**Set task:**
Scan the listing below. Report each line that includes "this".

Records that describe figures:
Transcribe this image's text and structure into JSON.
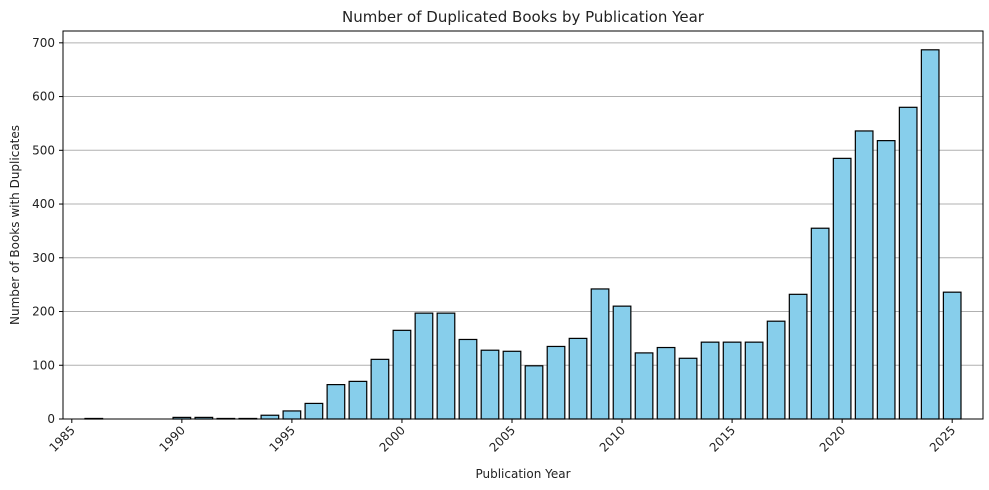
{
  "chart_data": {
    "type": "bar",
    "title": "Number of Duplicated Books by Publication Year",
    "xlabel": "Publication Year",
    "ylabel": "Number of Books with Duplicates",
    "x": [
      1986,
      1990,
      1991,
      1992,
      1993,
      1994,
      1995,
      1996,
      1997,
      1998,
      1999,
      2000,
      2001,
      2002,
      2003,
      2004,
      2005,
      2006,
      2007,
      2008,
      2009,
      2010,
      2011,
      2012,
      2013,
      2014,
      2015,
      2016,
      2017,
      2018,
      2019,
      2020,
      2021,
      2022,
      2023,
      2024,
      2025
    ],
    "values": [
      1,
      3,
      3,
      1,
      1,
      7,
      15,
      29,
      64,
      70,
      111,
      165,
      197,
      197,
      148,
      128,
      126,
      99,
      135,
      150,
      242,
      210,
      123,
      133,
      113,
      143,
      143,
      143,
      182,
      232,
      355,
      485,
      536,
      518,
      580,
      687,
      236
    ],
    "xlim": [
      1984.6,
      2026.4
    ],
    "ylim": [
      0,
      722
    ],
    "xticks": [
      1985,
      1990,
      1995,
      2000,
      2005,
      2010,
      2015,
      2020,
      2025
    ],
    "yticks": [
      0,
      100,
      200,
      300,
      400,
      500,
      600,
      700
    ],
    "grid": "y-major",
    "bar_color": "#87ceeb",
    "edge_color": "#000000"
  }
}
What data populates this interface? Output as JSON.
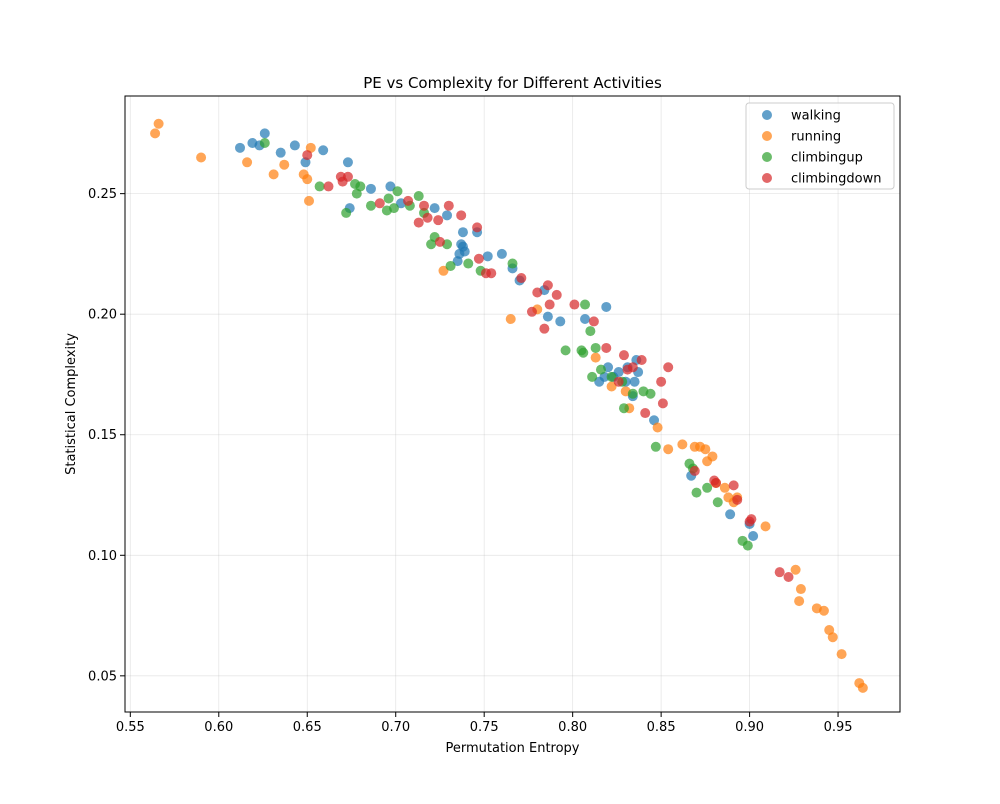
{
  "chart_data": {
    "type": "scatter",
    "title": "PE vs Complexity for Different Activities",
    "xlabel": "Permutation Entropy",
    "ylabel": "Statistical Complexity",
    "xlim": [
      0.547,
      0.985
    ],
    "ylim": [
      0.035,
      0.2905
    ],
    "xticks": [
      "0.55",
      "0.60",
      "0.65",
      "0.70",
      "0.75",
      "0.80",
      "0.85",
      "0.90",
      "0.95"
    ],
    "yticks": [
      "0.05",
      "0.10",
      "0.15",
      "0.20",
      "0.25"
    ],
    "grid": true,
    "legend_position": "top-right",
    "series": [
      {
        "name": "walking",
        "color": "#1f77b4",
        "points": [
          [
            0.612,
            0.269
          ],
          [
            0.619,
            0.271
          ],
          [
            0.623,
            0.27
          ],
          [
            0.626,
            0.275
          ],
          [
            0.635,
            0.267
          ],
          [
            0.643,
            0.27
          ],
          [
            0.649,
            0.263
          ],
          [
            0.659,
            0.268
          ],
          [
            0.673,
            0.263
          ],
          [
            0.674,
            0.244
          ],
          [
            0.686,
            0.252
          ],
          [
            0.697,
            0.253
          ],
          [
            0.703,
            0.246
          ],
          [
            0.722,
            0.244
          ],
          [
            0.729,
            0.241
          ],
          [
            0.735,
            0.222
          ],
          [
            0.736,
            0.225
          ],
          [
            0.737,
            0.229
          ],
          [
            0.738,
            0.228
          ],
          [
            0.738,
            0.234
          ],
          [
            0.739,
            0.226
          ],
          [
            0.746,
            0.234
          ],
          [
            0.752,
            0.224
          ],
          [
            0.76,
            0.225
          ],
          [
            0.766,
            0.219
          ],
          [
            0.77,
            0.214
          ],
          [
            0.784,
            0.21
          ],
          [
            0.786,
            0.199
          ],
          [
            0.793,
            0.197
          ],
          [
            0.807,
            0.198
          ],
          [
            0.815,
            0.172
          ],
          [
            0.818,
            0.174
          ],
          [
            0.819,
            0.203
          ],
          [
            0.82,
            0.178
          ],
          [
            0.823,
            0.174
          ],
          [
            0.826,
            0.176
          ],
          [
            0.83,
            0.172
          ],
          [
            0.831,
            0.178
          ],
          [
            0.834,
            0.166
          ],
          [
            0.835,
            0.172
          ],
          [
            0.836,
            0.181
          ],
          [
            0.837,
            0.176
          ],
          [
            0.846,
            0.156
          ],
          [
            0.867,
            0.133
          ],
          [
            0.889,
            0.117
          ],
          [
            0.9,
            0.113
          ],
          [
            0.902,
            0.108
          ]
        ]
      },
      {
        "name": "running",
        "color": "#ff7f0e",
        "points": [
          [
            0.564,
            0.275
          ],
          [
            0.566,
            0.279
          ],
          [
            0.59,
            0.265
          ],
          [
            0.616,
            0.263
          ],
          [
            0.631,
            0.258
          ],
          [
            0.637,
            0.262
          ],
          [
            0.648,
            0.258
          ],
          [
            0.65,
            0.256
          ],
          [
            0.651,
            0.247
          ],
          [
            0.652,
            0.269
          ],
          [
            0.727,
            0.218
          ],
          [
            0.765,
            0.198
          ],
          [
            0.78,
            0.202
          ],
          [
            0.813,
            0.182
          ],
          [
            0.822,
            0.17
          ],
          [
            0.83,
            0.168
          ],
          [
            0.832,
            0.161
          ],
          [
            0.848,
            0.153
          ],
          [
            0.854,
            0.144
          ],
          [
            0.862,
            0.146
          ],
          [
            0.869,
            0.145
          ],
          [
            0.872,
            0.145
          ],
          [
            0.875,
            0.144
          ],
          [
            0.876,
            0.139
          ],
          [
            0.879,
            0.141
          ],
          [
            0.881,
            0.13
          ],
          [
            0.886,
            0.128
          ],
          [
            0.888,
            0.124
          ],
          [
            0.891,
            0.122
          ],
          [
            0.893,
            0.124
          ],
          [
            0.909,
            0.112
          ],
          [
            0.926,
            0.094
          ],
          [
            0.928,
            0.081
          ],
          [
            0.929,
            0.086
          ],
          [
            0.938,
            0.078
          ],
          [
            0.942,
            0.077
          ],
          [
            0.945,
            0.069
          ],
          [
            0.947,
            0.066
          ],
          [
            0.952,
            0.059
          ],
          [
            0.962,
            0.047
          ],
          [
            0.964,
            0.045
          ]
        ]
      },
      {
        "name": "climbingup",
        "color": "#2ca02c",
        "points": [
          [
            0.626,
            0.271
          ],
          [
            0.657,
            0.253
          ],
          [
            0.672,
            0.242
          ],
          [
            0.677,
            0.254
          ],
          [
            0.678,
            0.25
          ],
          [
            0.68,
            0.253
          ],
          [
            0.686,
            0.245
          ],
          [
            0.695,
            0.243
          ],
          [
            0.696,
            0.248
          ],
          [
            0.699,
            0.244
          ],
          [
            0.701,
            0.251
          ],
          [
            0.708,
            0.245
          ],
          [
            0.713,
            0.249
          ],
          [
            0.716,
            0.242
          ],
          [
            0.72,
            0.229
          ],
          [
            0.722,
            0.232
          ],
          [
            0.729,
            0.229
          ],
          [
            0.731,
            0.22
          ],
          [
            0.741,
            0.221
          ],
          [
            0.748,
            0.218
          ],
          [
            0.766,
            0.221
          ],
          [
            0.796,
            0.185
          ],
          [
            0.805,
            0.185
          ],
          [
            0.806,
            0.184
          ],
          [
            0.807,
            0.204
          ],
          [
            0.81,
            0.193
          ],
          [
            0.811,
            0.174
          ],
          [
            0.813,
            0.186
          ],
          [
            0.816,
            0.177
          ],
          [
            0.822,
            0.174
          ],
          [
            0.828,
            0.172
          ],
          [
            0.829,
            0.161
          ],
          [
            0.834,
            0.167
          ],
          [
            0.84,
            0.168
          ],
          [
            0.844,
            0.167
          ],
          [
            0.847,
            0.145
          ],
          [
            0.866,
            0.138
          ],
          [
            0.868,
            0.136
          ],
          [
            0.87,
            0.126
          ],
          [
            0.876,
            0.128
          ],
          [
            0.882,
            0.122
          ],
          [
            0.896,
            0.106
          ],
          [
            0.899,
            0.104
          ]
        ]
      },
      {
        "name": "climbingdown",
        "color": "#d62728",
        "points": [
          [
            0.65,
            0.266
          ],
          [
            0.662,
            0.253
          ],
          [
            0.669,
            0.257
          ],
          [
            0.67,
            0.255
          ],
          [
            0.673,
            0.257
          ],
          [
            0.691,
            0.246
          ],
          [
            0.707,
            0.247
          ],
          [
            0.713,
            0.238
          ],
          [
            0.716,
            0.245
          ],
          [
            0.718,
            0.24
          ],
          [
            0.724,
            0.239
          ],
          [
            0.725,
            0.23
          ],
          [
            0.73,
            0.245
          ],
          [
            0.737,
            0.241
          ],
          [
            0.746,
            0.236
          ],
          [
            0.747,
            0.223
          ],
          [
            0.751,
            0.217
          ],
          [
            0.754,
            0.217
          ],
          [
            0.771,
            0.215
          ],
          [
            0.777,
            0.201
          ],
          [
            0.78,
            0.209
          ],
          [
            0.784,
            0.194
          ],
          [
            0.786,
            0.212
          ],
          [
            0.787,
            0.204
          ],
          [
            0.791,
            0.208
          ],
          [
            0.801,
            0.204
          ],
          [
            0.812,
            0.197
          ],
          [
            0.819,
            0.186
          ],
          [
            0.826,
            0.172
          ],
          [
            0.829,
            0.183
          ],
          [
            0.831,
            0.177
          ],
          [
            0.834,
            0.178
          ],
          [
            0.839,
            0.181
          ],
          [
            0.841,
            0.159
          ],
          [
            0.85,
            0.172
          ],
          [
            0.851,
            0.163
          ],
          [
            0.854,
            0.178
          ],
          [
            0.869,
            0.135
          ],
          [
            0.88,
            0.131
          ],
          [
            0.881,
            0.13
          ],
          [
            0.891,
            0.129
          ],
          [
            0.893,
            0.123
          ],
          [
            0.9,
            0.114
          ],
          [
            0.901,
            0.115
          ],
          [
            0.917,
            0.093
          ],
          [
            0.922,
            0.091
          ]
        ]
      }
    ]
  }
}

**Complete response:**
Transcribe this image's text and structure into JSON.
What data populates this interface? Output as JSON.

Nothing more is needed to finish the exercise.